- [Goal of the exercise] You are to retype all of the data exactly as it appears.

- [Record excerpts]
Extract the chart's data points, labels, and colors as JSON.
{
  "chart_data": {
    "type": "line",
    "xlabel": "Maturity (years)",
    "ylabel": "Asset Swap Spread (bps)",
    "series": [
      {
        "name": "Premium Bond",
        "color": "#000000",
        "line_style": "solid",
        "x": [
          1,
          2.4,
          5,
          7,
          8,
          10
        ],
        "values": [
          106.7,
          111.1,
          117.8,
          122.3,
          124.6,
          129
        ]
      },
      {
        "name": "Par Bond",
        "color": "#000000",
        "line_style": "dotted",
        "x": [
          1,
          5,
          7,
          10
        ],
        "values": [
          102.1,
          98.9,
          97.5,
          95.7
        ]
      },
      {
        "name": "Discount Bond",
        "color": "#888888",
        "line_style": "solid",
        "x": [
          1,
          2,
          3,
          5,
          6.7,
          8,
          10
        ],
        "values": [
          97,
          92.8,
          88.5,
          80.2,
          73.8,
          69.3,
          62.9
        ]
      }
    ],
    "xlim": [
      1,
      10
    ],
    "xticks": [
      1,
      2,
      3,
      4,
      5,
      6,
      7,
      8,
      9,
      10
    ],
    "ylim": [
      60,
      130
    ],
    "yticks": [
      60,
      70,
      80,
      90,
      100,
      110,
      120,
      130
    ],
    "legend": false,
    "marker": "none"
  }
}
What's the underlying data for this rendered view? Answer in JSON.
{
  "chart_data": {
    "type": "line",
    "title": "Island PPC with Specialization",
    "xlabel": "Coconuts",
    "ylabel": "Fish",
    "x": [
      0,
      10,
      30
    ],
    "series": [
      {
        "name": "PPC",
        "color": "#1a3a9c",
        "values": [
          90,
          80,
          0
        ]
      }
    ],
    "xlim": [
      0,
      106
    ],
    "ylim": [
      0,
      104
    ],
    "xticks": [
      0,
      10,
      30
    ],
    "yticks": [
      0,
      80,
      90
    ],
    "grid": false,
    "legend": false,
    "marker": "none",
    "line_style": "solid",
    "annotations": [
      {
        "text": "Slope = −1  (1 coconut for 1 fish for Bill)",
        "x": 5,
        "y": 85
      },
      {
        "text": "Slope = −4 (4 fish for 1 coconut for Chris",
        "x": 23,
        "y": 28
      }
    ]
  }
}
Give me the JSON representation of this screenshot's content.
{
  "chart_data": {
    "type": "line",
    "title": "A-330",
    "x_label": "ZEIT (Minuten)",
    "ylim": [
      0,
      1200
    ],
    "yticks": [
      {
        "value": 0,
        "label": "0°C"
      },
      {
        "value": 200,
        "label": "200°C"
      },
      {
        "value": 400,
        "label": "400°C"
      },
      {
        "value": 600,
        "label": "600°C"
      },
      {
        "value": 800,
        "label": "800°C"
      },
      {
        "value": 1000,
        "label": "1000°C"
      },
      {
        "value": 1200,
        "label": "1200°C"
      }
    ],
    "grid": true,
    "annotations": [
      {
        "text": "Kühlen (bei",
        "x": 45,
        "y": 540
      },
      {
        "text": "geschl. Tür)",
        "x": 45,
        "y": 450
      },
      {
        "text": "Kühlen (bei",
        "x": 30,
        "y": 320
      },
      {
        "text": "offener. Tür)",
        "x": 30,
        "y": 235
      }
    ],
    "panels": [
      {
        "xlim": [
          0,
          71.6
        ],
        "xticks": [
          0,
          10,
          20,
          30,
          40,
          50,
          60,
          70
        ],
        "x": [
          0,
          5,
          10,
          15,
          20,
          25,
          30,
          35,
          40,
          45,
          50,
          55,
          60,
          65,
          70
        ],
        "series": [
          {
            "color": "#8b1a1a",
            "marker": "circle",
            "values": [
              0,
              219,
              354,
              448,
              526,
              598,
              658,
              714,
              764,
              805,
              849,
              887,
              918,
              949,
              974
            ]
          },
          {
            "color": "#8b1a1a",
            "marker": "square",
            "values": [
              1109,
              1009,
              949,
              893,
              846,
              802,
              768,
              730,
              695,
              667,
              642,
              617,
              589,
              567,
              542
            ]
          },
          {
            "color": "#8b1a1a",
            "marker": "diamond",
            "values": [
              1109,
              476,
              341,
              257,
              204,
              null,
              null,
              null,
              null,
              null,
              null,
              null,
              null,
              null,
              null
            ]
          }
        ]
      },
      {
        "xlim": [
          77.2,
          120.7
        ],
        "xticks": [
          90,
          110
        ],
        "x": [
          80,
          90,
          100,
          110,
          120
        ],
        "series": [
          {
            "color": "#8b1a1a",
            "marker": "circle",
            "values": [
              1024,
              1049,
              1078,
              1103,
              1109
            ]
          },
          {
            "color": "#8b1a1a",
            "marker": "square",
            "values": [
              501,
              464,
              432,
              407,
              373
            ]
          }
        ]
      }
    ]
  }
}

- [Task solution]
Extract the chart's data points, labels, and colors as JSON.
{
  "chart_data": {
    "type": "line",
    "xlabel": "Maturity (years)",
    "ylabel": "Asset Swap Spread (bps)",
    "series": [
      {
        "name": "Premium Bond",
        "color": "#000000",
        "line_style": "solid",
        "x": [
          1,
          2.4,
          5,
          7,
          8,
          10
        ],
        "values": [
          106.7,
          111.1,
          117.8,
          122.3,
          124.6,
          129
        ]
      },
      {
        "name": "Par Bond",
        "color": "#000000",
        "line_style": "dotted",
        "x": [
          1,
          5,
          7,
          10
        ],
        "values": [
          102.1,
          98.9,
          97.5,
          95.7
        ]
      },
      {
        "name": "Discount Bond",
        "color": "#888888",
        "line_style": "solid",
        "x": [
          1,
          2,
          3,
          5,
          6.7,
          8,
          10
        ],
        "values": [
          97,
          92.8,
          88.5,
          80.2,
          73.8,
          69.3,
          62.9
        ]
      }
    ],
    "xlim": [
      1,
      10
    ],
    "xticks": [
      1,
      2,
      3,
      4,
      5,
      6,
      7,
      8,
      9,
      10
    ],
    "ylim": [
      60,
      130
    ],
    "yticks": [
      60,
      70,
      80,
      90,
      100,
      110,
      120,
      130
    ],
    "legend": false,
    "marker": "none"
  }
}
What's the underlying data for this rendered view? Answer in JSON.
{
  "chart_data": {
    "type": "line",
    "title": "Island PPC with Specialization",
    "xlabel": "Coconuts",
    "ylabel": "Fish",
    "x": [
      0,
      10,
      30
    ],
    "series": [
      {
        "name": "PPC",
        "color": "#1a3a9c",
        "values": [
          90,
          80,
          0
        ]
      }
    ],
    "xlim": [
      0,
      106
    ],
    "ylim": [
      0,
      104
    ],
    "xticks": [
      0,
      10,
      30
    ],
    "yticks": [
      0,
      80,
      90
    ],
    "grid": false,
    "legend": false,
    "marker": "none",
    "line_style": "solid",
    "annotations": [
      {
        "text": "Slope = −1  (1 coconut for 1 fish for Bill)",
        "x": 5,
        "y": 85
      },
      {
        "text": "Slope = −4 (4 fish for 1 coconut for Chris",
        "x": 23,
        "y": 28
      }
    ]
  }
}
Give me the JSON representation of this screenshot's content.
{
  "chart_data": {
    "type": "line",
    "title": "A-330",
    "x_label": "ZEIT (Minuten)",
    "ylim": [
      0,
      1200
    ],
    "yticks": [
      {
        "value": 0,
        "label": "0°C"
      },
      {
        "value": 200,
        "label": "200°C"
      },
      {
        "value": 400,
        "label": "400°C"
      },
      {
        "value": 600,
        "label": "600°C"
      },
      {
        "value": 800,
        "label": "800°C"
      },
      {
        "value": 1000,
        "label": "1000°C"
      },
      {
        "value": 1200,
        "label": "1200°C"
      }
    ],
    "grid": true,
    "annotations": [
      {
        "text": "Kühlen (bei",
        "x": 45,
        "y": 540
      },
      {
        "text": "geschl. Tür)",
        "x": 45,
        "y": 450
      },
      {
        "text": "Kühlen (bei",
        "x": 30,
        "y": 320
      },
      {
        "text": "offener. Tür)",
        "x": 30,
        "y": 235
      }
    ],
    "panels": [
      {
        "xlim": [
          0,
          71.6
        ],
        "xticks": [
          0,
          10,
          20,
          30,
          40,
          50,
          60,
          70
        ],
        "x": [
          0,
          5,
          10,
          15,
          20,
          25,
          30,
          35,
          40,
          45,
          50,
          55,
          60,
          65,
          70
        ],
        "series": [
          {
            "color": "#8b1a1a",
            "marker": "circle",
            "values": [
              0,
              219,
              354,
              448,
              526,
              598,
              658,
              714,
              764,
              805,
              849,
              887,
              918,
              949,
              974
            ]
          },
          {
            "color": "#8b1a1a",
            "marker": "square",
            "values": [
              1109,
              1009,
              949,
              893,
              846,
              802,
              768,
              730,
              695,
              667,
              642,
              617,
              589,
              567,
              542
            ]
          },
          {
            "color": "#8b1a1a",
            "marker": "diamond",
            "values": [
              1109,
              476,
              341,
              257,
              204,
              null,
              null,
              null,
              null,
              null,
              null,
              null,
              null,
              null,
              null
            ]
          }
        ]
      },
      {
        "xlim": [
          77.2,
          120.7
        ],
        "xticks": [
          90,
          110
        ],
        "x": [
          80,
          90,
          100,
          110,
          120
        ],
        "series": [
          {
            "color": "#8b1a1a",
            "marker": "circle",
            "values": [
              1024,
              1049,
              1078,
              1103,
              1109
            ]
          },
          {
            "color": "#8b1a1a",
            "marker": "square",
            "values": [
              501,
              464,
              432,
              407,
              373
            ]
          }
        ]
      }
    ]
  }
}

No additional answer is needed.